TO DO => Quote the data below in full, please, without altering anything.

DATA SUPPLIED =>
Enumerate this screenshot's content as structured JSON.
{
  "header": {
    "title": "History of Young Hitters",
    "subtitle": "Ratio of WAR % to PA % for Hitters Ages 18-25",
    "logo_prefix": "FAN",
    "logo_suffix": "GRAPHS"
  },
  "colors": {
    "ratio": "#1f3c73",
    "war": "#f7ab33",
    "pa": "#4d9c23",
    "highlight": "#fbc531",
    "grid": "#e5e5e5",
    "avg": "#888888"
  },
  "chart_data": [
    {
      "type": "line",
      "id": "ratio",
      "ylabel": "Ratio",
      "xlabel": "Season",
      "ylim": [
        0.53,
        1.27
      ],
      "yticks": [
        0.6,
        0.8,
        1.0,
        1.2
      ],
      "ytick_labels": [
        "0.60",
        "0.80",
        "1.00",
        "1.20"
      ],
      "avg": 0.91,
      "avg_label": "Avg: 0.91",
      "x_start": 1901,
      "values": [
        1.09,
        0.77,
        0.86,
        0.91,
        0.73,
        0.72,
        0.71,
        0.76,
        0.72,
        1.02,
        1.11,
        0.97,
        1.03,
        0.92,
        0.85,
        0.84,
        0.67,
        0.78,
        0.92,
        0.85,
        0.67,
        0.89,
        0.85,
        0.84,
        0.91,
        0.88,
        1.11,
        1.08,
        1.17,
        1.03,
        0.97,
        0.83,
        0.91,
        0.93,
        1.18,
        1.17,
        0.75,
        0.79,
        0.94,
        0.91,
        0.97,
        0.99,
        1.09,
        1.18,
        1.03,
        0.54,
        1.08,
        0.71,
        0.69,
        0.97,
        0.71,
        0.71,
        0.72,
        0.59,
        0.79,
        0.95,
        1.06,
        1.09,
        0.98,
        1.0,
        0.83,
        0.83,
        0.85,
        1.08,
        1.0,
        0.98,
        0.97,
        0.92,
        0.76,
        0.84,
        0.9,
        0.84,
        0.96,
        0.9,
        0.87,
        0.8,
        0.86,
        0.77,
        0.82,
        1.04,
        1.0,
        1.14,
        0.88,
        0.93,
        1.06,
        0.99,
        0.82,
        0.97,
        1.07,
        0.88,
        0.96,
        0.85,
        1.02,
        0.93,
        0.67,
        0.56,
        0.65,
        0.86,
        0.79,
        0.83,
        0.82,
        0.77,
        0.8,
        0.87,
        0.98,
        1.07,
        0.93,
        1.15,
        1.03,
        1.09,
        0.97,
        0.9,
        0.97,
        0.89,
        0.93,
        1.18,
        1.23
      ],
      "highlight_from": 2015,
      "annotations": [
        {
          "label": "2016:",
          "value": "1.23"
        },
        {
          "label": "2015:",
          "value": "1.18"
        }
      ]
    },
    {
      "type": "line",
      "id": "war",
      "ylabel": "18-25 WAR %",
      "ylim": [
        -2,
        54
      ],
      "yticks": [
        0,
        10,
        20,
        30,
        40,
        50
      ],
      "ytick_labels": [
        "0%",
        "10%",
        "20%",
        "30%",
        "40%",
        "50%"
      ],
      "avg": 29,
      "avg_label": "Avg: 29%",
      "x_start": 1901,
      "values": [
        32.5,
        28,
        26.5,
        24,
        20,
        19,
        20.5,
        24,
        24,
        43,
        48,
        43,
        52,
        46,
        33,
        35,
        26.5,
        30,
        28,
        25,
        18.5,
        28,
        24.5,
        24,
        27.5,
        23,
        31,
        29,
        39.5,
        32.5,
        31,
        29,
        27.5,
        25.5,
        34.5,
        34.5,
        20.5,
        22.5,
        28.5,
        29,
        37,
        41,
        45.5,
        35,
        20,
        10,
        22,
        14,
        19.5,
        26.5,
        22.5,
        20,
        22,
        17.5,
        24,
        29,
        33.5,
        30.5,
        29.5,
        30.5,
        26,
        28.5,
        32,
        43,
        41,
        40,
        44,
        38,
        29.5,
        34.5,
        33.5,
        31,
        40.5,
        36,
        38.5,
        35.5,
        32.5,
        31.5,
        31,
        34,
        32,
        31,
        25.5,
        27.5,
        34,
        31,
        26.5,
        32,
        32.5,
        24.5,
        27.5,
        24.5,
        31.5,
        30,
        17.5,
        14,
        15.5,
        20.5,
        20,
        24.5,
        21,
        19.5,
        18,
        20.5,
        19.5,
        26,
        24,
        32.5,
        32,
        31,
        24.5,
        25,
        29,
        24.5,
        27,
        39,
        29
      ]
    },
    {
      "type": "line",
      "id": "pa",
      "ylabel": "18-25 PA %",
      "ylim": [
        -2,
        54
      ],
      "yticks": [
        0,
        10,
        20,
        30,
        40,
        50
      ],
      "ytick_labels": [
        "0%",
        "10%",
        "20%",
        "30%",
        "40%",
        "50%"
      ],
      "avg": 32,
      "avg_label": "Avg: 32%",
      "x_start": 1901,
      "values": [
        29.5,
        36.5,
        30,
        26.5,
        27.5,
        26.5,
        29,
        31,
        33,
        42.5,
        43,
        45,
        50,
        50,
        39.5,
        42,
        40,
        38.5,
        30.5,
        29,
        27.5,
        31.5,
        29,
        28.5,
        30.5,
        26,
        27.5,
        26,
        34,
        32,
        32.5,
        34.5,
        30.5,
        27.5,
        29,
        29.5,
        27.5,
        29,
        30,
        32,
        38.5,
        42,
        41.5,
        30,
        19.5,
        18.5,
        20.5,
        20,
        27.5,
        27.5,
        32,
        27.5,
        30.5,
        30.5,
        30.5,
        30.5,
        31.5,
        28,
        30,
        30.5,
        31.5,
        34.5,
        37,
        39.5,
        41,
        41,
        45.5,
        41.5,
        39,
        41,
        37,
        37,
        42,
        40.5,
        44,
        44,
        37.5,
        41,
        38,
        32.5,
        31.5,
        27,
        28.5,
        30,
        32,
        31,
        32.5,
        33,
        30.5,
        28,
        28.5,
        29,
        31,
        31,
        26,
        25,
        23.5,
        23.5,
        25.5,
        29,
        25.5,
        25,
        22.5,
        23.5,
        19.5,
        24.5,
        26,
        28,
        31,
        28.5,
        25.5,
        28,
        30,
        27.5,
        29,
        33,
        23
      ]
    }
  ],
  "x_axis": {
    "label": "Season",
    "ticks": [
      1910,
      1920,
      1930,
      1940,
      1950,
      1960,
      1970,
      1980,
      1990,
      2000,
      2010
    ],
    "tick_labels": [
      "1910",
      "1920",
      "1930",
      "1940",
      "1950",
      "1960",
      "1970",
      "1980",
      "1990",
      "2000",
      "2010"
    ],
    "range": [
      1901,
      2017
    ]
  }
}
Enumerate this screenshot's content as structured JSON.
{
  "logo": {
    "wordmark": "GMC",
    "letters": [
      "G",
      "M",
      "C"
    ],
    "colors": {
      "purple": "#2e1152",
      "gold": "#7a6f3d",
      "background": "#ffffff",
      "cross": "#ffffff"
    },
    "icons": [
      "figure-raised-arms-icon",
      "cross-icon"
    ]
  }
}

TASK RESPONSE =>
Enumerate this screenshot's content as structured JSON.
{
  "header": {
    "title": "History of Young Hitters",
    "subtitle": "Ratio of WAR % to PA % for Hitters Ages 18-25",
    "logo_prefix": "FAN",
    "logo_suffix": "GRAPHS"
  },
  "colors": {
    "ratio": "#1f3c73",
    "war": "#f7ab33",
    "pa": "#4d9c23",
    "highlight": "#fbc531",
    "grid": "#e5e5e5",
    "avg": "#888888"
  },
  "chart_data": [
    {
      "type": "line",
      "id": "ratio",
      "ylabel": "Ratio",
      "xlabel": "Season",
      "ylim": [
        0.53,
        1.27
      ],
      "yticks": [
        0.6,
        0.8,
        1.0,
        1.2
      ],
      "ytick_labels": [
        "0.60",
        "0.80",
        "1.00",
        "1.20"
      ],
      "avg": 0.91,
      "avg_label": "Avg: 0.91",
      "x_start": 1901,
      "values": [
        1.09,
        0.77,
        0.86,
        0.91,
        0.73,
        0.72,
        0.71,
        0.76,
        0.72,
        1.02,
        1.11,
        0.97,
        1.03,
        0.92,
        0.85,
        0.84,
        0.67,
        0.78,
        0.92,
        0.85,
        0.67,
        0.89,
        0.85,
        0.84,
        0.91,
        0.88,
        1.11,
        1.08,
        1.17,
        1.03,
        0.97,
        0.83,
        0.91,
        0.93,
        1.18,
        1.17,
        0.75,
        0.79,
        0.94,
        0.91,
        0.97,
        0.99,
        1.09,
        1.18,
        1.03,
        0.54,
        1.08,
        0.71,
        0.69,
        0.97,
        0.71,
        0.71,
        0.72,
        0.59,
        0.79,
        0.95,
        1.06,
        1.09,
        0.98,
        1.0,
        0.83,
        0.83,
        0.85,
        1.08,
        1.0,
        0.98,
        0.97,
        0.92,
        0.76,
        0.84,
        0.9,
        0.84,
        0.96,
        0.9,
        0.87,
        0.8,
        0.86,
        0.77,
        0.82,
        1.04,
        1.0,
        1.14,
        0.88,
        0.93,
        1.06,
        0.99,
        0.82,
        0.97,
        1.07,
        0.88,
        0.96,
        0.85,
        1.02,
        0.93,
        0.67,
        0.56,
        0.65,
        0.86,
        0.79,
        0.83,
        0.82,
        0.77,
        0.8,
        0.87,
        0.98,
        1.07,
        0.93,
        1.15,
        1.03,
        1.09,
        0.97,
        0.9,
        0.97,
        0.89,
        0.93,
        1.18,
        1.23
      ],
      "highlight_from": 2015,
      "annotations": [
        {
          "label": "2016:",
          "value": "1.23"
        },
        {
          "label": "2015:",
          "value": "1.18"
        }
      ]
    },
    {
      "type": "line",
      "id": "war",
      "ylabel": "18-25 WAR %",
      "ylim": [
        -2,
        54
      ],
      "yticks": [
        0,
        10,
        20,
        30,
        40,
        50
      ],
      "ytick_labels": [
        "0%",
        "10%",
        "20%",
        "30%",
        "40%",
        "50%"
      ],
      "avg": 29,
      "avg_label": "Avg: 29%",
      "x_start": 1901,
      "values": [
        32.5,
        28,
        26.5,
        24,
        20,
        19,
        20.5,
        24,
        24,
        43,
        48,
        43,
        52,
        46,
        33,
        35,
        26.5,
        30,
        28,
        25,
        18.5,
        28,
        24.5,
        24,
        27.5,
        23,
        31,
        29,
        39.5,
        32.5,
        31,
        29,
        27.5,
        25.5,
        34.5,
        34.5,
        20.5,
        22.5,
        28.5,
        29,
        37,
        41,
        45.5,
        35,
        20,
        10,
        22,
        14,
        19.5,
        26.5,
        22.5,
        20,
        22,
        17.5,
        24,
        29,
        33.5,
        30.5,
        29.5,
        30.5,
        26,
        28.5,
        32,
        43,
        41,
        40,
        44,
        38,
        29.5,
        34.5,
        33.5,
        31,
        40.5,
        36,
        38.5,
        35.5,
        32.5,
        31.5,
        31,
        34,
        32,
        31,
        25.5,
        27.5,
        34,
        31,
        26.5,
        32,
        32.5,
        24.5,
        27.5,
        24.5,
        31.5,
        30,
        17.5,
        14,
        15.5,
        20.5,
        20,
        24.5,
        21,
        19.5,
        18,
        20.5,
        19.5,
        26,
        24,
        32.5,
        32,
        31,
        24.5,
        25,
        29,
        24.5,
        27,
        39,
        29
      ]
    },
    {
      "type": "line",
      "id": "pa",
      "ylabel": "18-25 PA %",
      "ylim": [
        -2,
        54
      ],
      "yticks": [
        0,
        10,
        20,
        30,
        40,
        50
      ],
      "ytick_labels": [
        "0%",
        "10%",
        "20%",
        "30%",
        "40%",
        "50%"
      ],
      "avg": 32,
      "avg_label": "Avg: 32%",
      "x_start": 1901,
      "values": [
        29.5,
        36.5,
        30,
        26.5,
        27.5,
        26.5,
        29,
        31,
        33,
        42.5,
        43,
        45,
        50,
        50,
        39.5,
        42,
        40,
        38.5,
        30.5,
        29,
        27.5,
        31.5,
        29,
        28.5,
        30.5,
        26,
        27.5,
        26,
        34,
        32,
        32.5,
        34.5,
        30.5,
        27.5,
        29,
        29.5,
        27.5,
        29,
        30,
        32,
        38.5,
        42,
        41.5,
        30,
        19.5,
        18.5,
        20.5,
        20,
        27.5,
        27.5,
        32,
        27.5,
        30.5,
        30.5,
        30.5,
        30.5,
        31.5,
        28,
        30,
        30.5,
        31.5,
        34.5,
        37,
        39.5,
        41,
        41,
        45.5,
        41.5,
        39,
        41,
        37,
        37,
        42,
        40.5,
        44,
        44,
        37.5,
        41,
        38,
        32.5,
        31.5,
        27,
        28.5,
        30,
        32,
        31,
        32.5,
        33,
        30.5,
        28,
        28.5,
        29,
        31,
        31,
        26,
        25,
        23.5,
        23.5,
        25.5,
        29,
        25.5,
        25,
        22.5,
        23.5,
        19.5,
        24.5,
        26,
        28,
        31,
        28.5,
        25.5,
        28,
        30,
        27.5,
        29,
        33,
        23
      ]
    }
  ],
  "x_axis": {
    "label": "Season",
    "ticks": [
      1910,
      1920,
      1930,
      1940,
      1950,
      1960,
      1970,
      1980,
      1990,
      2000,
      2010
    ],
    "tick_labels": [
      "1910",
      "1920",
      "1930",
      "1940",
      "1950",
      "1960",
      "1970",
      "1980",
      "1990",
      "2000",
      "2010"
    ],
    "range": [
      1901,
      2017
    ]
  }
}
Enumerate this screenshot's content as structured JSON.
{
  "logo": {
    "wordmark": "GMC",
    "letters": [
      "G",
      "M",
      "C"
    ],
    "colors": {
      "purple": "#2e1152",
      "gold": "#7a6f3d",
      "background": "#ffffff",
      "cross": "#ffffff"
    },
    "icons": [
      "figure-raised-arms-icon",
      "cross-icon"
    ]
  }
}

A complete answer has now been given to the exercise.